--- Start of Data shown ---

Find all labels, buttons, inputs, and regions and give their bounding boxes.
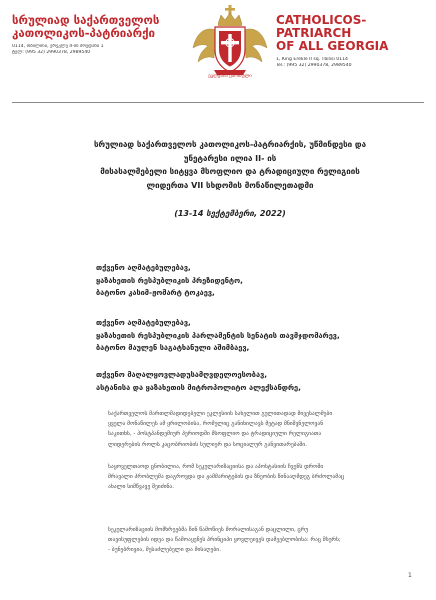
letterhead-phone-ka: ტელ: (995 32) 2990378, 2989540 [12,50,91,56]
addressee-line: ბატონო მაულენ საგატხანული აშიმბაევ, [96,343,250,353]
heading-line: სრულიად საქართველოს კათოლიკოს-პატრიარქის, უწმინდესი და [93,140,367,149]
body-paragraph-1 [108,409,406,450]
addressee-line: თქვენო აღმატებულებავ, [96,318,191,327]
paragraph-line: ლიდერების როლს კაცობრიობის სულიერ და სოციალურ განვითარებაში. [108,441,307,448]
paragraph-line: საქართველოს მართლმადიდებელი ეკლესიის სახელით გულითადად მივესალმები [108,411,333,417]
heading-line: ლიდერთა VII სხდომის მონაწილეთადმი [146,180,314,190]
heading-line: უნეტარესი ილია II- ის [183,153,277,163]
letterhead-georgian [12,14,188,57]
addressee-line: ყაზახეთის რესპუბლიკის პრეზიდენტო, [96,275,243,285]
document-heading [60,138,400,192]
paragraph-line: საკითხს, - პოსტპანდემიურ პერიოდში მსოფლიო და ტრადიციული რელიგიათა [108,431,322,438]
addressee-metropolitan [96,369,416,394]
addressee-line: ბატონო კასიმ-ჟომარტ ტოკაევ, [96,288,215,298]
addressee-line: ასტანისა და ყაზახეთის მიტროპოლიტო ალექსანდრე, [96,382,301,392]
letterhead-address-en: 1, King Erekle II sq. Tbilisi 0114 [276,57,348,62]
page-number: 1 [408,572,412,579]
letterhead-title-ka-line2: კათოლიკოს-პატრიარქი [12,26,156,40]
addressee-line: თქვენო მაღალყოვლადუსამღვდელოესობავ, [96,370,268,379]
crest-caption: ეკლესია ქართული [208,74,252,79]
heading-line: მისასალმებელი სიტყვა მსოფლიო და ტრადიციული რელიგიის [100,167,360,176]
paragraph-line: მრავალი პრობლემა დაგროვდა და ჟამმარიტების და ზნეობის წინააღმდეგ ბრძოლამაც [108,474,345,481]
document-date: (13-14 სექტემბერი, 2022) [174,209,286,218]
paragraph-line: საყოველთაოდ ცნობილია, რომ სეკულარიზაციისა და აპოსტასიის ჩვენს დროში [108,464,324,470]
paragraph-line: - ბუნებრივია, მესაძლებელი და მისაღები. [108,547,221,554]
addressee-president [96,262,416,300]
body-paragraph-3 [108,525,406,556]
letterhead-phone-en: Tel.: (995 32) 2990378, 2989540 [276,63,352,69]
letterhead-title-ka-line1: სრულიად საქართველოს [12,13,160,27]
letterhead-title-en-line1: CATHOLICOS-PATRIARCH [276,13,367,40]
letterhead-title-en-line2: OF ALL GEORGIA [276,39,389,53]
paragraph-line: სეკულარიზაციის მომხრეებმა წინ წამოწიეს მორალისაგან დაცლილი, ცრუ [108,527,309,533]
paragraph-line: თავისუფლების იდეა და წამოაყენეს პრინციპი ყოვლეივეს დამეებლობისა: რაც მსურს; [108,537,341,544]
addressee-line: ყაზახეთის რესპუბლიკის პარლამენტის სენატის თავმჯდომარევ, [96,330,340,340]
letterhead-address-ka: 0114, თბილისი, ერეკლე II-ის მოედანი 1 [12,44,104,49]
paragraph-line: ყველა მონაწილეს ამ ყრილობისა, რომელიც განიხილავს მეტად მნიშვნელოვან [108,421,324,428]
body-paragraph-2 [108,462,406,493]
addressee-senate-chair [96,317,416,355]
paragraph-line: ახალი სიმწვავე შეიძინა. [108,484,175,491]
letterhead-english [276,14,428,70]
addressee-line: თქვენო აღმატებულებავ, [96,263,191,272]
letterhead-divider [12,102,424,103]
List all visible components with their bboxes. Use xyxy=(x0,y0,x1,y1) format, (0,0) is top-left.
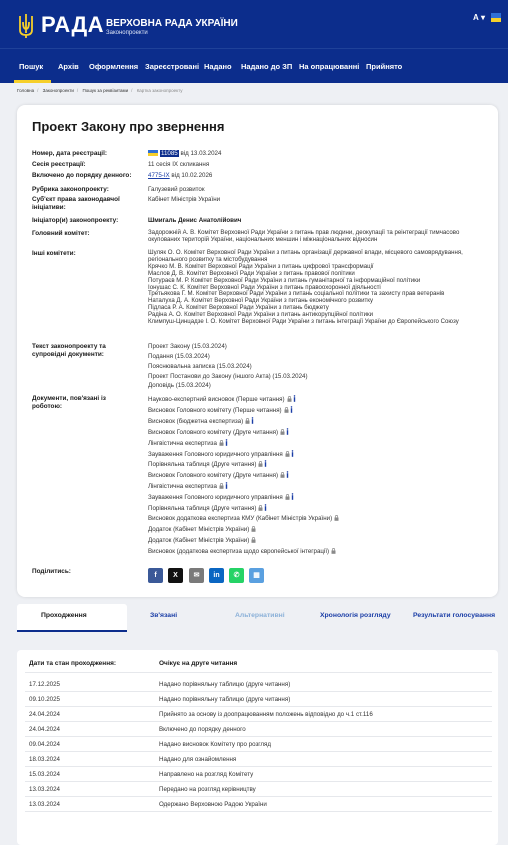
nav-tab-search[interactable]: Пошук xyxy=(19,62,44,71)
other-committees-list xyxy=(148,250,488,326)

--- End of Data shown ---

Exercise objective:
Output every line of the material above as a JSON list of strings, one string per line. Skip blank lines and leave out the pictures.

Result for this exercise:
[
  "Find all labels, buttons, inputs, and regions and give their bounding boxes.",
  "letterhead-phone-ka: ტელ: (995 32) 2990378, 2989540 [12,50,91,56]",
  "addressee-line: ბატონო მაულენ საგატხანული აშიმბაევ, [96,343,250,353]",
  "heading-line: სრულიად საქართველოს კათოლიკოს-პატრიარქის, უწმინდესი და [93,140,367,149]",
  "body-paragraph-1 [108,409,406,450]",
  "addressee-line: თქვენო აღმატებულებავ, [96,318,191,327]",
  "paragraph-line: ლიდერების როლს კაცობრიობის სულიერ და სოციალურ განვითარებაში. [108,441,307,448]",
  "paragraph-line: საქართველოს მართლმადიდებელი ეკლესიის სახელით გულითადად მივესალმები [108,411,333,417]",
  "heading-line: ლიდერთა VII სხდომის მონაწილეთადმი [146,180,314,190]",
  "heading-line: უნეტარესი ილია II- ის [183,153,277,163]",
  "letterhead-georgian [12,14,188,57]",
  "addressee-line: ყაზახეთის რესპუბლიკის პრეზიდენტო, [96,275,243,285]",
  "document-heading [60,138,400,192]",
  "paragraph-line: საკითხს, - პოსტპანდემიურ პერიოდში მსოფლიო და ტრადიციული რელიგიათა [108,431,322,438]",
  "addressee-metropolitan [96,369,416,394]",
  "addressee-line: ბატონო კასიმ-ჟომარტ ტოკაევ, [96,288,215,298]",
  "addressee-line: ასტანისა და ყაზახეთის მიტროპოლიტო ალექსანდრე, [96,382,301,392]",
  "letterhead-address-en: 1, King Erekle II sq. Tbilisi 0114 [276,57,348,62]",
  "page-number: 1 [408,572,412,579]",
  "letterhead-title-ka-line2: კათოლიკოს-პატრიარქი [12,26,156,40]",
  "addressee-line: თქვენო მაღალყოვლადუსამღვდელოესობავ, [96,370,268,379]",
  "crest-caption: ეკლესია ქართული [208,74,252,79]",
  "heading-line: მისასალმებელი სიტყვა მსოფლიო და ტრადიციული რელიგიის [100,167,360,176]",
  "paragraph-line: მრავალი პრობლემა დაგროვდა და ჟამმარიტების და ზნეობის წინააღმდეგ ბრძოლამაც [108,474,345,481]",
  "document-date: (13-14 სექტემბერი, 2022) [174,209,286,218]",
  "paragraph-line: საყოველთაოდ ცნობილია, რომ სეკულარიზაციისა და აპოსტასიის ჩვენს დროში [108,464,324,470]",
  "paragraph-line: - ბუნებრივია, მესაძლებელი და მისაღები. [108,547,221,554]",
  "addressee-president [96,262,416,300]",
  "body-paragraph-3 [108,525,406,556]",
  "letterhead-phone-en: Tel.: (995 32) 2990378, 2989540 [276,63,352,69]",
  "letterhead-title-ka-line1: სრულიად საქართველოს [12,13,160,27]",
  "letterhead-title-en-line1: CATHOLICOS-PATRIARCH [276,13,367,40]",
  "letterhead-title-en-line2: OF ALL GEORGIA [276,39,389,53]",
  "paragraph-line: სეკულარიზაციის მომხრეებმა წინ წამოწიეს მორალისაგან დაცლილი, ცრუ [108,527,309,533]",
  "paragraph-line: თავისუფლების იდეა და წამოაყენეს პრინციპი ყოვლეივეს დამეებლობისა: რაც მსურს; [108,537,341,544]",
  "addressee-line: ყაზახეთის რესპუბლიკის პარლამენტის სენატის თავმჯდომარევ, [96,330,340,340]",
  "letterhead-address-ka: 0114, თბილისი, ერეკლე II-ის მოედანი 1 [12,44,104,49]",
  "paragraph-line: ყველა მონაწილეს ამ ყრილობისა, რომელიც განიხილავს მეტად მნიშვნელოვან [108,421,324,428]",
  "body-paragraph-2 [108,462,406,493]",
  "addressee-senate-chair [96,317,416,355]",
  "paragraph-line: ახალი სიმწვავე შეიძინა. [108,484,175,491]",
  "letterhead-english [276,14,428,70]",
  "addressee-line: თქვენო აღმატებულებავ, [96,263,191,272]",
  "letterhead-divider [12,102,424,103]",
  "List all visible components with their bboxes. Use xyxy=(x0,y0,x1,y1) format, (0,0) is top-left.",
  "nav-tab-search[interactable]: Пошук xyxy=(19,62,44,71)",
  "other-committees-list xyxy=(148,250,488,326)"
]